EXERCISE MATERIALS
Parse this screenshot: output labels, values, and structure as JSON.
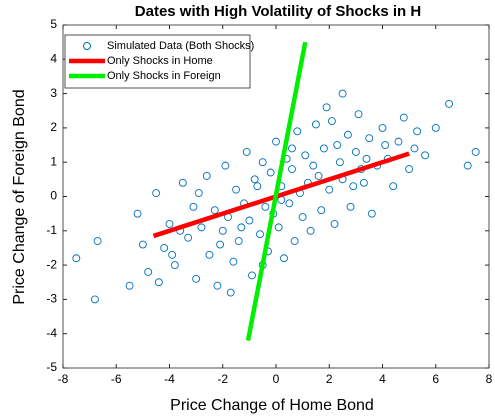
{
  "chart_data": {
    "type": "scatter",
    "title": "Dates with High Volatility of Shocks in H",
    "x_label": "Price Change of Home Bond",
    "y_label": "Price Change of Foreign Bond",
    "xlim": [
      -8,
      8
    ],
    "xticks": [
      -8,
      -6,
      -4,
      -2,
      0,
      2,
      4,
      6,
      8
    ],
    "ylim": [
      -5,
      5
    ],
    "yticks": [
      -5,
      -4,
      -3,
      -2,
      -1,
      0,
      1,
      2,
      3,
      4,
      5
    ],
    "grid": false,
    "legend": "upper-left",
    "series": [
      {
        "name": "Simulated Data (Both Shocks)",
        "type": "scatter",
        "color": "#0072bd",
        "x": [
          -6.8,
          -7.5,
          6.5,
          7.5,
          2.5,
          -6.7,
          7.2,
          -5.5,
          -5.2,
          -4.8,
          -4.5,
          -4.2,
          -4.0,
          -3.8,
          -3.5,
          -3.3,
          -3.1,
          -3.0,
          -2.8,
          -2.6,
          -2.5,
          -2.3,
          -2.2,
          -2.0,
          -1.9,
          -1.8,
          -1.6,
          -1.5,
          -1.4,
          -1.2,
          -1.1,
          -1.0,
          -0.9,
          -0.8,
          -0.6,
          -0.5,
          -0.4,
          -0.3,
          -0.2,
          -0.1,
          0.0,
          0.1,
          0.2,
          0.3,
          0.4,
          0.5,
          0.6,
          0.7,
          0.8,
          0.9,
          1.0,
          1.1,
          1.2,
          1.3,
          1.5,
          1.6,
          1.7,
          1.8,
          2.0,
          2.1,
          2.2,
          2.4,
          2.5,
          2.7,
          2.8,
          3.0,
          3.1,
          3.3,
          3.5,
          3.6,
          3.8,
          4.0,
          4.2,
          4.4,
          4.6,
          4.8,
          5.0,
          5.3,
          5.6,
          6.0,
          -5.0,
          -4.4,
          -3.6,
          -2.9,
          -2.1,
          -1.3,
          -0.7,
          0.2,
          1.4,
          2.3,
          3.2,
          4.1,
          5.2,
          -3.9,
          -1.7,
          1.9,
          3.4,
          -0.5,
          0.6,
          2.9
        ],
        "values": [
          -3.0,
          -1.8,
          2.7,
          1.3,
          3.0,
          -1.3,
          0.9,
          -2.6,
          -0.5,
          -2.2,
          0.1,
          -1.5,
          -0.8,
          -2.0,
          0.4,
          -1.2,
          -0.3,
          -2.4,
          -0.9,
          0.6,
          -1.7,
          -0.4,
          -2.6,
          -1.0,
          0.9,
          -0.6,
          -1.9,
          0.2,
          -1.3,
          -0.2,
          1.3,
          -0.7,
          -2.3,
          0.5,
          -1.1,
          1.0,
          -0.3,
          -1.6,
          0.7,
          -0.5,
          1.6,
          -0.9,
          0.3,
          -1.8,
          1.1,
          -0.2,
          0.8,
          -1.3,
          1.9,
          0.1,
          -0.6,
          1.2,
          0.4,
          -1.0,
          2.1,
          0.6,
          -0.4,
          1.4,
          0.2,
          2.2,
          -0.8,
          1.0,
          0.5,
          1.8,
          -0.3,
          1.3,
          2.4,
          0.4,
          1.7,
          -0.5,
          0.9,
          2.0,
          1.1,
          0.3,
          1.6,
          2.3,
          0.8,
          1.9,
          1.2,
          2.0,
          -1.4,
          -2.5,
          -1.0,
          0.1,
          -1.4,
          -0.9,
          0.3,
          -0.1,
          0.9,
          1.5,
          0.8,
          1.5,
          1.4,
          -1.7,
          -2.8,
          2.6,
          1.1,
          -2.0,
          1.4,
          0.3
        ]
      },
      {
        "name": "Only Shocks in Home",
        "type": "line",
        "color": "#ff0000",
        "x": [
          -4.6,
          5.0
        ],
        "values": [
          -1.15,
          1.25
        ]
      },
      {
        "name": "Only Shocks in Foreign",
        "type": "line",
        "color": "#00ee00",
        "x": [
          -1.05,
          1.1
        ],
        "values": [
          -4.2,
          4.5
        ]
      }
    ]
  }
}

WHAT IS REQUIRED
Only lines that contain the word "type" are wanted; copy each of them.

ANSWER FOR THIS EXERCISE
    "type": "scatter",
        "type": "scatter",
        "type": "line",
        "type": "line",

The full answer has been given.